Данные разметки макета
>>
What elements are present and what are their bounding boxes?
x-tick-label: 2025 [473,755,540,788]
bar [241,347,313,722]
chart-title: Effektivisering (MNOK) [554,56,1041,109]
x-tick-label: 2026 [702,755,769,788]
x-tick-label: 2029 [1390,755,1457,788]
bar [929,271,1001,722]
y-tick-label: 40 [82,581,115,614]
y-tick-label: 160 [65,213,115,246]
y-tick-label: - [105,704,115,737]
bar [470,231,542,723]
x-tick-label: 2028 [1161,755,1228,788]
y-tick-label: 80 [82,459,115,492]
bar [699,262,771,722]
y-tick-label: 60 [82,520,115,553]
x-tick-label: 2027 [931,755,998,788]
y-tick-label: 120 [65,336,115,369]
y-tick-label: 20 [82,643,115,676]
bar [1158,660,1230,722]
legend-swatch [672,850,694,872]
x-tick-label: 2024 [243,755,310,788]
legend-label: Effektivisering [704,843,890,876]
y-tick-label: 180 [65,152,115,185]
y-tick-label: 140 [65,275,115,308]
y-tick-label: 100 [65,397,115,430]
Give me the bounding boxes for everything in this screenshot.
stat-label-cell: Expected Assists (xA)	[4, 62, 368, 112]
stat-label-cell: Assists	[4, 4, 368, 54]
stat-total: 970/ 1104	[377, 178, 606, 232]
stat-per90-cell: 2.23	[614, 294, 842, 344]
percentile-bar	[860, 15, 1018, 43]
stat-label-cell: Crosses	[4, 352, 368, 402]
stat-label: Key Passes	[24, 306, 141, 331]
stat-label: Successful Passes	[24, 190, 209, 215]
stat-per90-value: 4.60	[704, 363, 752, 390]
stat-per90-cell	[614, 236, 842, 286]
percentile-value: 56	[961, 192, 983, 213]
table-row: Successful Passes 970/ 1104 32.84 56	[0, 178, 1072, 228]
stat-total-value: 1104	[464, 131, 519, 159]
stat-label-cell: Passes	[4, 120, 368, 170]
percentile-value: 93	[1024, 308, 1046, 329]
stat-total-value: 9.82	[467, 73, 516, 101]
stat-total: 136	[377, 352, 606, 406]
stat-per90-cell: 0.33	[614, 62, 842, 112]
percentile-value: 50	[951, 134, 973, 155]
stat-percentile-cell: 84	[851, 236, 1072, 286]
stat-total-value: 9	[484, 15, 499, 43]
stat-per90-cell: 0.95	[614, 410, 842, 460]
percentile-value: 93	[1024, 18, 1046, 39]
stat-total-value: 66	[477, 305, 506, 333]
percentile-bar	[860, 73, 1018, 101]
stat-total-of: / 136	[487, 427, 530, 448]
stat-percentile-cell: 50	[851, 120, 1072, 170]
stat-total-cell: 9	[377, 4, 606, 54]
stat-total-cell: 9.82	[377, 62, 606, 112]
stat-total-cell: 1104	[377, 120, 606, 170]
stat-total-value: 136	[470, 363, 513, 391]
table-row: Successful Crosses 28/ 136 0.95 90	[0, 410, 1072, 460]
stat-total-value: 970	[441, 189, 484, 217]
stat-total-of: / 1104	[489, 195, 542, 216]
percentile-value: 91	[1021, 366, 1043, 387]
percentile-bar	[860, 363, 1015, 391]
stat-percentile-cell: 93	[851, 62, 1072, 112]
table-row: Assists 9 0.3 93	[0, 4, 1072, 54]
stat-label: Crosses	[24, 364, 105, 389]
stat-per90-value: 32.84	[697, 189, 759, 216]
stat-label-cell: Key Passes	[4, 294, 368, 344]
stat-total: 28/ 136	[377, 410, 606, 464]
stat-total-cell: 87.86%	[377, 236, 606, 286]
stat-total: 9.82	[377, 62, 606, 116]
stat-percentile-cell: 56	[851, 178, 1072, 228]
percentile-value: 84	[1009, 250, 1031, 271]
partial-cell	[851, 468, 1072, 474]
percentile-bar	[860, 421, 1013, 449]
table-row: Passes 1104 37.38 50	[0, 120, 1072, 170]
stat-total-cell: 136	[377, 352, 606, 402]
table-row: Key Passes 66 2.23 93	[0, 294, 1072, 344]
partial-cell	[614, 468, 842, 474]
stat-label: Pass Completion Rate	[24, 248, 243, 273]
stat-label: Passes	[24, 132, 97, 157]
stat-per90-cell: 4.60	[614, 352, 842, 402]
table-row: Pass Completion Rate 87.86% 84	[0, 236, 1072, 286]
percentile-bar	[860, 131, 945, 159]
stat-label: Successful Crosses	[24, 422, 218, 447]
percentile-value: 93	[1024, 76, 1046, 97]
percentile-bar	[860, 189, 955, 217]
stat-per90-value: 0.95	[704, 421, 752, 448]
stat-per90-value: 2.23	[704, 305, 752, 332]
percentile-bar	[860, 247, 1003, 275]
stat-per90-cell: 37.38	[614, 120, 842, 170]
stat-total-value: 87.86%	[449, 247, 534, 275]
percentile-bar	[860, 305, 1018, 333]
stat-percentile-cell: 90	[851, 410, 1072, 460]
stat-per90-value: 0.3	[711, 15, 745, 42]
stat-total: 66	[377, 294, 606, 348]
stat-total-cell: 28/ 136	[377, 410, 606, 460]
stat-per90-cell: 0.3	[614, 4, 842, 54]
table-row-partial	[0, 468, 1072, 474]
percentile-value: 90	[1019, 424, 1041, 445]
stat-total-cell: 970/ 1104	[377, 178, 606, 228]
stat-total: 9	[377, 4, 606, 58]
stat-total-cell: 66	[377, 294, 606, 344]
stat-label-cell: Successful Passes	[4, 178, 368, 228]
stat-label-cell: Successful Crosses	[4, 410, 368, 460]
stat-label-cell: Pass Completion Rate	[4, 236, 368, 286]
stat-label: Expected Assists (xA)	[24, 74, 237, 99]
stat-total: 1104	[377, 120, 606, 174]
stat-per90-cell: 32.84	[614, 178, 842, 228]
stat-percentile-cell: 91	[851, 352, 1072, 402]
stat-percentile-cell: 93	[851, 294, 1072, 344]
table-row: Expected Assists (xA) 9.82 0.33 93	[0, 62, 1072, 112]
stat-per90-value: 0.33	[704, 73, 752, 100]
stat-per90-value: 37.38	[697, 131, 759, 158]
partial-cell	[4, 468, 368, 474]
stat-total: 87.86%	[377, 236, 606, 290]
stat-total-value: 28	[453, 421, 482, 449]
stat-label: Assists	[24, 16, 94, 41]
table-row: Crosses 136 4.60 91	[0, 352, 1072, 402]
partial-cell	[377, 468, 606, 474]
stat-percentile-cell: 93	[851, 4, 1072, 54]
<<
Ваша задача
Выведите строки всех пунктов выше как JSON-список строк, по одной строке списка на каждую строку пунктов. Пустые строки в список не включайте.

Результат выполнения
[
  "What elements are present and what are their bounding boxes?",
  "x-tick-label: 2025 [473,755,540,788]",
  "bar [241,347,313,722]",
  "chart-title: Effektivisering (MNOK) [554,56,1041,109]",
  "x-tick-label: 2026 [702,755,769,788]",
  "x-tick-label: 2029 [1390,755,1457,788]",
  "bar [929,271,1001,722]",
  "y-tick-label: 40 [82,581,115,614]",
  "y-tick-label: 160 [65,213,115,246]",
  "y-tick-label: - [105,704,115,737]",
  "bar [470,231,542,723]",
  "x-tick-label: 2028 [1161,755,1228,788]",
  "y-tick-label: 80 [82,459,115,492]",
  "bar [699,262,771,722]",
  "y-tick-label: 60 [82,520,115,553]",
  "x-tick-label: 2027 [931,755,998,788]",
  "y-tick-label: 120 [65,336,115,369]",
  "y-tick-label: 20 [82,643,115,676]",
  "bar [1158,660,1230,722]",
  "legend-swatch [672,850,694,872]",
  "x-tick-label: 2024 [243,755,310,788]",
  "legend-label: Effektivisering [704,843,890,876]",
  "y-tick-label: 180 [65,152,115,185]",
  "y-tick-label: 140 [65,275,115,308]",
  "y-tick-label: 100 [65,397,115,430]",
  "Give me the bounding boxes for everything in this screenshot.",
  "stat-label-cell: Expected Assists (xA)\t[4, 62, 368, 112]",
  "stat-label-cell: Assists\t[4, 4, 368, 54]",
  "stat-total: 970/ 1104\t[377, 178, 606, 232]",
  "stat-per90-cell: 2.23\t[614, 294, 842, 344]",
  "percentile-bar\t[860, 15, 1018, 43]",
  "stat-label-cell: Crosses\t[4, 352, 368, 402]",
  "stat-label: Key Passes\t[24, 306, 141, 331]",
  "stat-label: Successful Passes\t[24, 190, 209, 215]",
  "stat-per90-value: 4.60\t[704, 363, 752, 390]",
  "stat-per90-cell\t[614, 236, 842, 286]",
  "percentile-value: 56\t[961, 192, 983, 213]",
  "table-row: Successful Passes 970/ 1104 32.84 56\t[0, 178, 1072, 228]",
  "stat-total-value: 1104\t[464, 131, 519, 159]",
  "stat-label-cell: Passes\t[4, 120, 368, 170]",
  "percentile-value: 93\t[1024, 308, 1046, 329]",
  "stat-total-value: 9.82\t[467, 73, 516, 101]",
  "stat-total: 136\t[377, 352, 606, 406]",
  "stat-per90-cell: 0.33\t[614, 62, 842, 112]",
  "percentile-value: 50\t[951, 134, 973, 155]",
  "stat-percentile-cell: 84\t[851, 236, 1072, 286]",
  "stat-total-value: 9\t[484, 15, 499, 43]",
  "stat-per90-cell: 0.95\t[614, 410, 842, 460]",
  "percentile-value: 93\t[1024, 18, 1046, 39]",
  "stat-total-value: 66\t[477, 305, 506, 333]",
  "percentile-bar\t[860, 73, 1018, 101]",
  "stat-total-of: / 136\t[487, 427, 530, 448]",
  "stat-percentile-cell: 50\t[851, 120, 1072, 170]",
  "stat-total-cell: 9\t[377, 4, 606, 54]",
  "stat-total-cell: 9.82\t[377, 62, 606, 112]",
  "stat-total-cell: 1104\t[377, 120, 606, 170]",
  "stat-total-value: 136\t[470, 363, 513, 391]",
  "table-row: Successful Crosses 28/ 136 0.95 90\t[0, 410, 1072, 460]",
  "stat-total-value: 970\t[441, 189, 484, 217]",
  "stat-total-of: / 1104\t[489, 195, 542, 216]",
  "percentile-value: 91\t[1021, 366, 1043, 387]",
  "percentile-bar\t[860, 363, 1015, 391]",
  "stat-percentile-cell: 93\t[851, 62, 1072, 112]",
  "table-row: Assists 9 0.3 93\t[0, 4, 1072, 54]",
  "stat-label: Crosses\t[24, 364, 105, 389]",
  "stat-per90-value: 32.84\t[697, 189, 759, 216]",
  "stat-label-cell: Key Passes\t[4, 294, 368, 344]",
  "stat-total: 28/ 136\t[377, 410, 606, 464]",
  "stat-total-cell: 87.86%\t[377, 236, 606, 286]",
  "stat-total: 9.82\t[377, 62, 606, 116]",
  "stat-percentile-cell: 56\t[851, 178, 1072, 228]",
  "percentile-value: 84\t[1009, 250, 1031, 271]",
  "partial-cell\t[851, 468, 1072, 474]",
  "percentile-bar\t[860, 421, 1013, 449]",
  "table-row: Passes 1104 37.38 50\t[0, 120, 1072, 170]",
  "stat-total-cell: 136\t[377, 352, 606, 402]",
  "table-row: Key Passes 66 2.23 93\t[0, 294, 1072, 344]",
  "partial-cell\t[614, 468, 842, 474]",
  "stat-label: Pass Completion Rate\t[24, 248, 243, 273]",
  "stat-label: Passes\t[24, 132, 97, 157]",
  "stat-per90-cell: 4.60\t[614, 352, 842, 402]",
  "table-row: Pass Completion Rate 87.86% 84\t[0, 236, 1072, 286]",
  "percentile-bar\t[860, 131, 945, 159]",
  "stat-label: Successful Crosses\t[24, 422, 218, 447]",
  "percentile-value: 93\t[1024, 76, 1046, 97]",
  "percentile-bar\t[860, 189, 955, 217]",
  "stat-per90-value: 0.95\t[704, 421, 752, 448]",
  "stat-per90-value: 2.23\t[704, 305, 752, 332]",
  "percentile-bar\t[860, 247, 1003, 275]",
  "stat-per90-cell: 37.38\t[614, 120, 842, 170]",
  "stat-total-value: 87.86%\t[449, 247, 534, 275]",
  "percentile-bar\t[860, 305, 1018, 333]",
  "stat-percentile-cell: 90\t[851, 410, 1072, 460]",
  "stat-per90-value: 0.3\t[711, 15, 745, 42]",
  "stat-total: 66\t[377, 294, 606, 348]",
  "stat-total-cell: 28/ 136\t[377, 410, 606, 460]",
  "stat-per90-cell: 0.3\t[614, 4, 842, 54]",
  "table-row-partial\t[0, 468, 1072, 474]",
  "percentile-value: 90\t[1019, 424, 1041, 445]",
  "stat-total-cell: 970/ 1104\t[377, 178, 606, 228]",
  "stat-total: 9\t[377, 4, 606, 58]",
  "stat-total-cell: 66\t[377, 294, 606, 344]",
  "stat-label-cell: Successful Passes\t[4, 178, 368, 228]",
  "stat-label-cell: Successful Crosses\t[4, 410, 368, 460]",
  "stat-label-cell: Pass Completion Rate\t[4, 236, 368, 286]",
  "stat-label: Expected Assists (xA)\t[24, 74, 237, 99]",
  "stat-total: 1104\t[377, 120, 606, 174]",
  "stat-per90-cell: 32.84\t[614, 178, 842, 228]",
  "stat-percentile-cell: 91\t[851, 352, 1072, 402]",
  "stat-percentile-cell: 93\t[851, 294, 1072, 344]",
  "table-row: Expected Assists (xA) 9.82 0.33 93\t[0, 62, 1072, 112]",
  "stat-per90-value: 0.33\t[704, 73, 752, 100]",
  "stat-per90-value: 37.38\t[697, 131, 759, 158]",
  "partial-cell\t[4, 468, 368, 474]",
  "stat-total: 87.86%\t[377, 236, 606, 290]",
  "stat-total-value: 28\t[453, 421, 482, 449]",
  "stat-label: Assists\t[24, 16, 94, 41]",
  "table-row: Crosses 136 4.60 91\t[0, 352, 1072, 402]",
  "partial-cell\t[377, 468, 606, 474]",
  "stat-percentile-cell: 93\t[851, 4, 1072, 54]"
]